Short task: Gather from the listing below each line that includes the word "rank", and copy it.

Working data:

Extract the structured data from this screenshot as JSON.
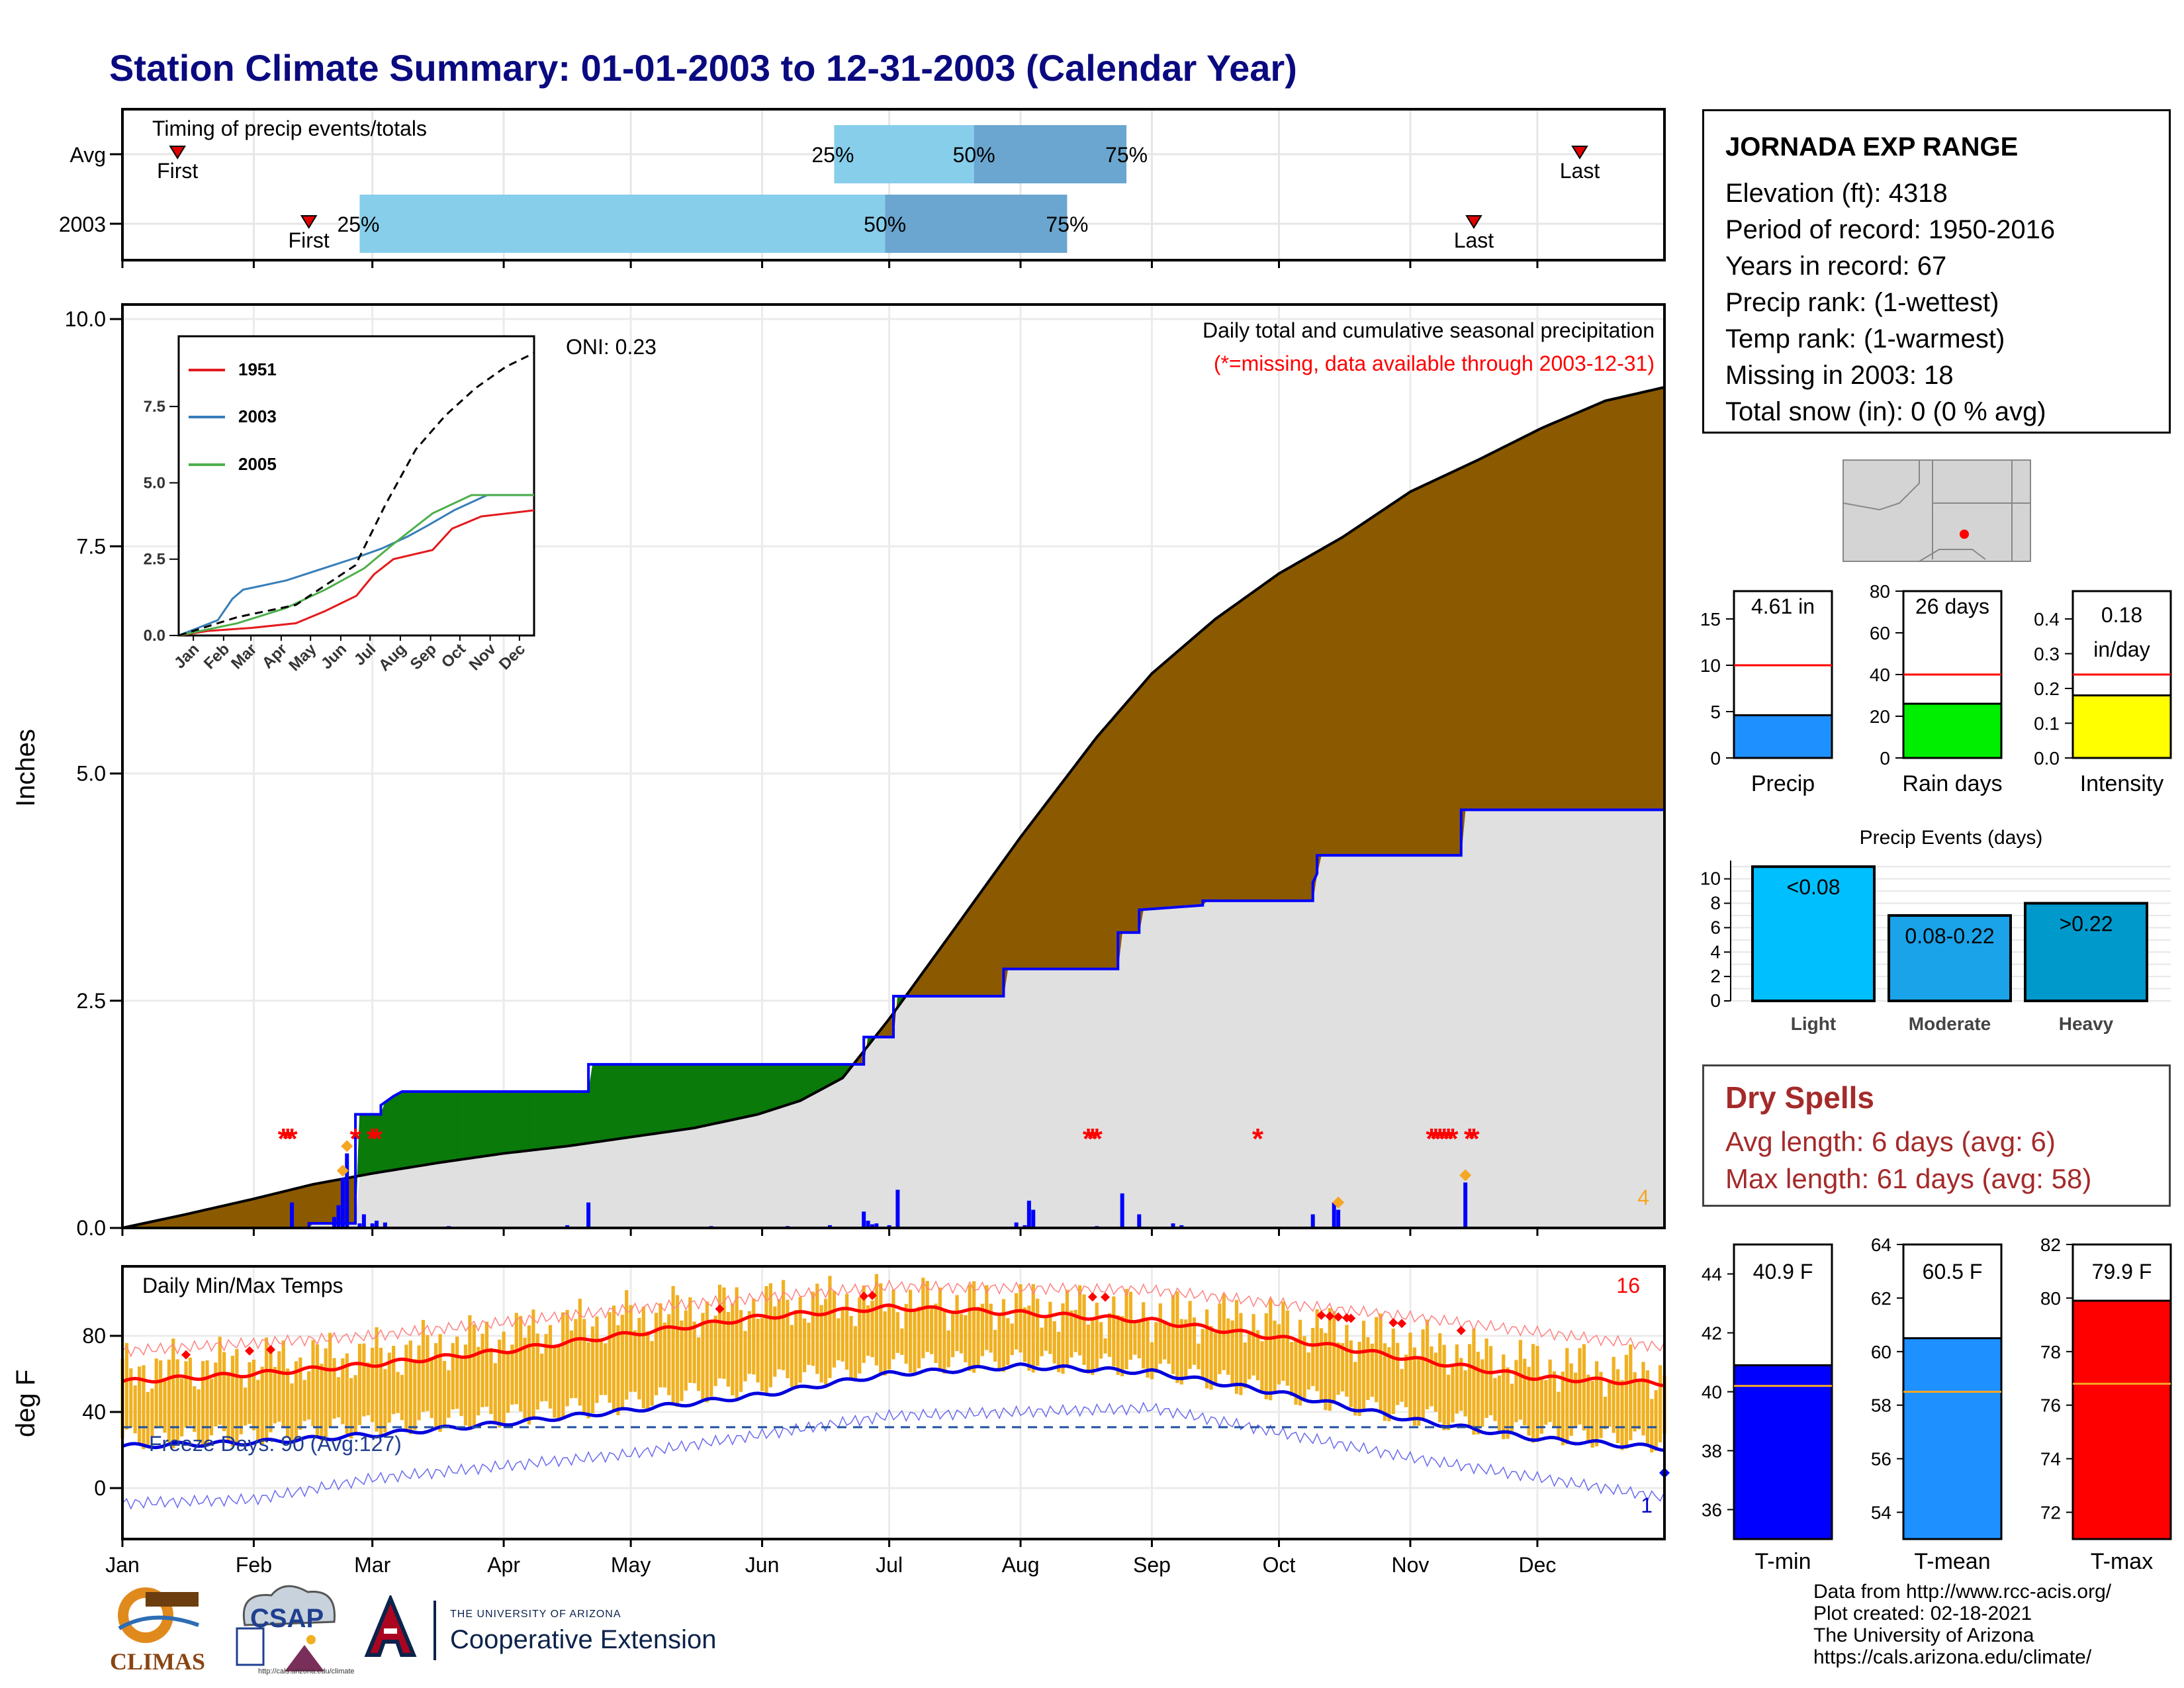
{
  "title": "Station Climate Summary: 01-01-2003 to 12-31-2003 (Calendar Year)",
  "colors": {
    "title": "#0a0a80",
    "light_blue": "#87ceeb",
    "mid_blue": "#6aa6cf",
    "brown": "#8b5a00",
    "green": "#0a7a0a",
    "grey_fill": "#e0e0e0",
    "red": "#ff0000",
    "orange_bar": "#f0b020"
  },
  "timing_panel": {
    "title": "Timing of precip events/totals",
    "rows": [
      "Avg",
      "2003"
    ],
    "labels": {
      "first": "First",
      "last": "Last",
      "p25": "25%",
      "p50": "50%",
      "p75": "75%"
    }
  },
  "station": {
    "name": "JORNADA EXP RANGE",
    "elevation": "Elevation (ft): 4318",
    "period": "Period of record: 1950-2016",
    "years": "Years in record: 67",
    "precip_rank": "Precip rank:  (1-wettest)",
    "temp_rank": "Temp rank:  (1-warmest)",
    "missing": "Missing in 2003: 18",
    "snow": "Total snow (in): 0 (0 % avg)"
  },
  "dry_spells": {
    "title": "Dry Spells",
    "avg": "Avg length: 6 days (avg: 6)",
    "max": "Max length: 61 days (avg: 58)"
  },
  "credits": [
    "Data from http://www.rcc-acis.org/",
    "Plot created: 02-18-2021",
    "The University of Arizona",
    "https://cals.arizona.edu/climate/"
  ],
  "logos": {
    "climas": "CLIMAS",
    "csap": "CSAP",
    "csap_url": "http://cals.arizona.edu/climate",
    "ua_line1": "THE UNIVERSITY OF ARIZONA",
    "ua_line2": "Cooperative Extension"
  },
  "chart_data": [
    {
      "type": "timing",
      "rows": [
        {
          "label": "Avg",
          "first": "2003-01-14",
          "p25": "2003-06-18",
          "p50": "2003-07-21",
          "p75": "2003-08-26",
          "last": "2003-12-11"
        },
        {
          "label": "2003",
          "first": "2003-02-14",
          "p25": "2003-02-26",
          "p50": "2003-06-30",
          "p75": "2003-08-12",
          "last": "2003-11-16"
        }
      ]
    },
    {
      "type": "area",
      "title": "Daily total and cumulative seasonal precipitation",
      "subtitle": "(*=missing, data available through 2003-12-31)",
      "ylabel": "Inches",
      "ylim": [
        0,
        10
      ],
      "yticks": [
        "0.0",
        "2.5",
        "5.0",
        "7.5",
        "10.0"
      ],
      "months": [
        "Jan",
        "Feb",
        "Mar",
        "Apr",
        "May",
        "Jun",
        "Jul",
        "Aug",
        "Sep",
        "Oct",
        "Nov",
        "Dec"
      ],
      "corner_count": "4",
      "avg_cumulative": [
        [
          0,
          0
        ],
        [
          15,
          0.15
        ],
        [
          31,
          0.32
        ],
        [
          45,
          0.48
        ],
        [
          59,
          0.6
        ],
        [
          75,
          0.72
        ],
        [
          90,
          0.82
        ],
        [
          105,
          0.9
        ],
        [
          120,
          1.0
        ],
        [
          135,
          1.1
        ],
        [
          150,
          1.25
        ],
        [
          160,
          1.4
        ],
        [
          170,
          1.65
        ],
        [
          181,
          2.3
        ],
        [
          195,
          3.2
        ],
        [
          212,
          4.3
        ],
        [
          230,
          5.4
        ],
        [
          243,
          6.1
        ],
        [
          258,
          6.7
        ],
        [
          273,
          7.2
        ],
        [
          288,
          7.6
        ],
        [
          304,
          8.1
        ],
        [
          320,
          8.45
        ],
        [
          335,
          8.8
        ],
        [
          350,
          9.1
        ],
        [
          364,
          9.25
        ]
      ],
      "cumulative_2003": [
        [
          0,
          0
        ],
        [
          44,
          0
        ],
        [
          44,
          0.05
        ],
        [
          55,
          0.05
        ],
        [
          55,
          1.25
        ],
        [
          61,
          1.25
        ],
        [
          61,
          1.35
        ],
        [
          64,
          1.45
        ],
        [
          66,
          1.5
        ],
        [
          110,
          1.5
        ],
        [
          110,
          1.8
        ],
        [
          175,
          1.8
        ],
        [
          175,
          2.1
        ],
        [
          182,
          2.1
        ],
        [
          182,
          2.55
        ],
        [
          208,
          2.55
        ],
        [
          208,
          2.85
        ],
        [
          235,
          2.85
        ],
        [
          235,
          3.25
        ],
        [
          240,
          3.25
        ],
        [
          240,
          3.5
        ],
        [
          255,
          3.55
        ],
        [
          255,
          3.6
        ],
        [
          281,
          3.6
        ],
        [
          281,
          3.8
        ],
        [
          282,
          3.9
        ],
        [
          282,
          4.1
        ],
        [
          316,
          4.1
        ],
        [
          316,
          4.6
        ],
        [
          364,
          4.6
        ]
      ],
      "daily": [
        [
          40,
          0.28
        ],
        [
          50,
          0.12
        ],
        [
          51,
          0.25
        ],
        [
          52,
          0.55
        ],
        [
          53,
          0.82
        ],
        [
          56,
          0.05
        ],
        [
          57,
          0.15
        ],
        [
          59,
          0.05
        ],
        [
          60,
          0.08
        ],
        [
          62,
          0.06
        ],
        [
          77,
          0.02
        ],
        [
          105,
          0.03
        ],
        [
          110,
          0.28
        ],
        [
          139,
          0.02
        ],
        [
          157,
          0.02
        ],
        [
          167,
          0.03
        ],
        [
          175,
          0.18
        ],
        [
          176,
          0.08
        ],
        [
          177,
          0.04
        ],
        [
          178,
          0.05
        ],
        [
          181,
          0.03
        ],
        [
          183,
          0.42
        ],
        [
          211,
          0.06
        ],
        [
          213,
          0.03
        ],
        [
          214,
          0.3
        ],
        [
          215,
          0.2
        ],
        [
          230,
          0.02
        ],
        [
          236,
          0.38
        ],
        [
          240,
          0.15
        ],
        [
          248,
          0.05
        ],
        [
          250,
          0.03
        ],
        [
          281,
          0.15
        ],
        [
          286,
          0.28
        ],
        [
          287,
          0.2
        ],
        [
          317,
          0.5
        ]
      ],
      "missing_days": [
        38,
        39,
        40,
        55,
        59,
        60,
        228,
        229,
        230,
        268,
        309,
        310,
        311,
        312,
        313,
        314,
        318,
        319
      ]
    },
    {
      "type": "line",
      "title": "",
      "legend": [
        "1951",
        "2003",
        "2005"
      ],
      "oni": "ONI: 0.23",
      "months": [
        "Jan",
        "Feb",
        "Mar",
        "Apr",
        "May",
        "Jun",
        "Jul",
        "Aug",
        "Sep",
        "Oct",
        "Nov",
        "Dec"
      ],
      "ylim": [
        0,
        9.8
      ],
      "yticks": [
        "0.0",
        "2.5",
        "5.0",
        "7.5"
      ],
      "series": [
        {
          "name": "1951",
          "color": "#e41a1c",
          "values": [
            [
              0,
              0
            ],
            [
              30,
              0.15
            ],
            [
              75,
              0.25
            ],
            [
              120,
              0.4
            ],
            [
              150,
              0.8
            ],
            [
              182,
              1.3
            ],
            [
              200,
              2.0
            ],
            [
              220,
              2.5
            ],
            [
              260,
              2.8
            ],
            [
              280,
              3.5
            ],
            [
              310,
              3.9
            ],
            [
              364,
              4.1
            ]
          ]
        },
        {
          "name": "2003",
          "color": "#377eb8",
          "values": [
            [
              0,
              0
            ],
            [
              40,
              0.5
            ],
            [
              55,
              1.2
            ],
            [
              66,
              1.5
            ],
            [
              110,
              1.8
            ],
            [
              182,
              2.55
            ],
            [
              208,
              2.85
            ],
            [
              235,
              3.25
            ],
            [
              255,
              3.6
            ],
            [
              282,
              4.1
            ],
            [
              316,
              4.6
            ],
            [
              364,
              4.6
            ]
          ]
        },
        {
          "name": "2005",
          "color": "#4daf4a",
          "values": [
            [
              0,
              0
            ],
            [
              60,
              0.4
            ],
            [
              110,
              0.9
            ],
            [
              150,
              1.5
            ],
            [
              190,
              2.2
            ],
            [
              220,
              3.0
            ],
            [
              260,
              4.0
            ],
            [
              300,
              4.6
            ],
            [
              364,
              4.6
            ]
          ]
        },
        {
          "name": "avg",
          "color": "#000000",
          "dashed": true,
          "values": [
            [
              0,
              0
            ],
            [
              60,
              0.6
            ],
            [
              120,
              1.0
            ],
            [
              181,
              2.3
            ],
            [
              212,
              4.3
            ],
            [
              243,
              6.1
            ],
            [
              273,
              7.2
            ],
            [
              304,
              8.1
            ],
            [
              335,
              8.8
            ],
            [
              364,
              9.25
            ]
          ]
        }
      ]
    },
    {
      "type": "bar",
      "title": "",
      "categories": [
        "Precip",
        "Rain days",
        "Intensity"
      ],
      "values": [
        4.61,
        26,
        0.18
      ],
      "labels": [
        "4.61 in",
        "26 days",
        "0.18\nin/day"
      ],
      "avg": [
        10,
        40,
        0.24
      ],
      "ylims": [
        [
          0,
          18
        ],
        [
          0,
          80
        ],
        [
          0,
          0.48
        ]
      ],
      "yticks": [
        [
          0,
          5,
          10,
          15
        ],
        [
          0,
          20,
          40,
          60,
          80
        ],
        [
          0.0,
          0.1,
          0.2,
          0.3,
          0.4
        ]
      ],
      "colors": [
        "#1e90ff",
        "#00ee00",
        "#ffff00"
      ]
    },
    {
      "type": "bar",
      "title": "Precip Events (days)",
      "categories": [
        "Light",
        "Moderate",
        "Heavy"
      ],
      "values": [
        11,
        7,
        8
      ],
      "labels": [
        "<0.08",
        "0.08-0.22",
        ">0.22"
      ],
      "ylim": [
        0,
        11.5
      ],
      "yticks": [
        0,
        2,
        4,
        6,
        8,
        10
      ],
      "colors": [
        "#00bfff",
        "#1aa3e8",
        "#0099cc"
      ]
    },
    {
      "type": "bar",
      "title": "Daily Min/Max Temps",
      "ylabel": "deg F",
      "ylim": [
        -20,
        115
      ],
      "yticks": [
        0,
        40,
        80
      ],
      "months": [
        "Jan",
        "Feb",
        "Mar",
        "Apr",
        "May",
        "Jun",
        "Jul",
        "Aug",
        "Sep",
        "Oct",
        "Nov",
        "Dec"
      ],
      "freeze_text": "Freeze Days: 90 (Avg:127)",
      "freeze_line": 32,
      "count_hot": "16",
      "count_cold": "1",
      "avg_max": [
        [
          0,
          56
        ],
        [
          31,
          60
        ],
        [
          59,
          65
        ],
        [
          90,
          72
        ],
        [
          120,
          81
        ],
        [
          151,
          90
        ],
        [
          181,
          95
        ],
        [
          212,
          92
        ],
        [
          243,
          88
        ],
        [
          273,
          79
        ],
        [
          304,
          68
        ],
        [
          334,
          58
        ],
        [
          364,
          55
        ]
      ],
      "avg_min": [
        [
          0,
          22
        ],
        [
          31,
          24
        ],
        [
          59,
          28
        ],
        [
          90,
          34
        ],
        [
          120,
          41
        ],
        [
          151,
          49
        ],
        [
          181,
          60
        ],
        [
          212,
          64
        ],
        [
          243,
          61
        ],
        [
          273,
          50
        ],
        [
          304,
          36
        ],
        [
          334,
          26
        ],
        [
          364,
          21
        ]
      ],
      "record_max": [
        [
          0,
          72
        ],
        [
          59,
          80
        ],
        [
          120,
          94
        ],
        [
          181,
          106
        ],
        [
          243,
          104
        ],
        [
          304,
          90
        ],
        [
          364,
          74
        ]
      ],
      "record_min": [
        [
          0,
          -8
        ],
        [
          31,
          -6
        ],
        [
          59,
          5
        ],
        [
          120,
          18
        ],
        [
          181,
          38
        ],
        [
          243,
          42
        ],
        [
          304,
          16
        ],
        [
          364,
          -5
        ]
      ],
      "daily_range_max": [
        [
          0,
          62
        ],
        [
          30,
          66
        ],
        [
          60,
          70
        ],
        [
          90,
          80
        ],
        [
          120,
          90
        ],
        [
          150,
          97
        ],
        [
          180,
          99
        ],
        [
          210,
          96
        ],
        [
          240,
          92
        ],
        [
          270,
          88
        ],
        [
          300,
          78
        ],
        [
          330,
          66
        ],
        [
          364,
          60
        ]
      ],
      "daily_range_min": [
        [
          0,
          26
        ],
        [
          30,
          28
        ],
        [
          60,
          33
        ],
        [
          90,
          38
        ],
        [
          120,
          45
        ],
        [
          150,
          55
        ],
        [
          180,
          65
        ],
        [
          210,
          67
        ],
        [
          240,
          64
        ],
        [
          270,
          52
        ],
        [
          300,
          40
        ],
        [
          330,
          30
        ],
        [
          364,
          24
        ]
      ],
      "record_days_hot": [
        15,
        30,
        35,
        141,
        175,
        177,
        229,
        232,
        283,
        285,
        287,
        289,
        290,
        300,
        302,
        316
      ],
      "record_days_cold": [
        364
      ]
    },
    {
      "type": "bar",
      "title": "",
      "categories": [
        "T-min",
        "T-mean",
        "T-max"
      ],
      "values": [
        40.9,
        60.5,
        79.9
      ],
      "labels": [
        "40.9 F",
        "60.5 F",
        "79.9 F"
      ],
      "avg": [
        40.2,
        58.5,
        76.8
      ],
      "ylims": [
        [
          35,
          45
        ],
        [
          53,
          64
        ],
        [
          71,
          82
        ]
      ],
      "yticks": [
        [
          36,
          38,
          40,
          42,
          44
        ],
        [
          54,
          56,
          58,
          60,
          62,
          64
        ],
        [
          72,
          74,
          76,
          78,
          80,
          82
        ]
      ],
      "colors": [
        "#0000ff",
        "#1e90ff",
        "#ff0000"
      ]
    }
  ]
}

Output:
    "precip_rank": "Precip rank:  (1-wettest)",
    "temp_rank": "Temp rank:  (1-warmest)",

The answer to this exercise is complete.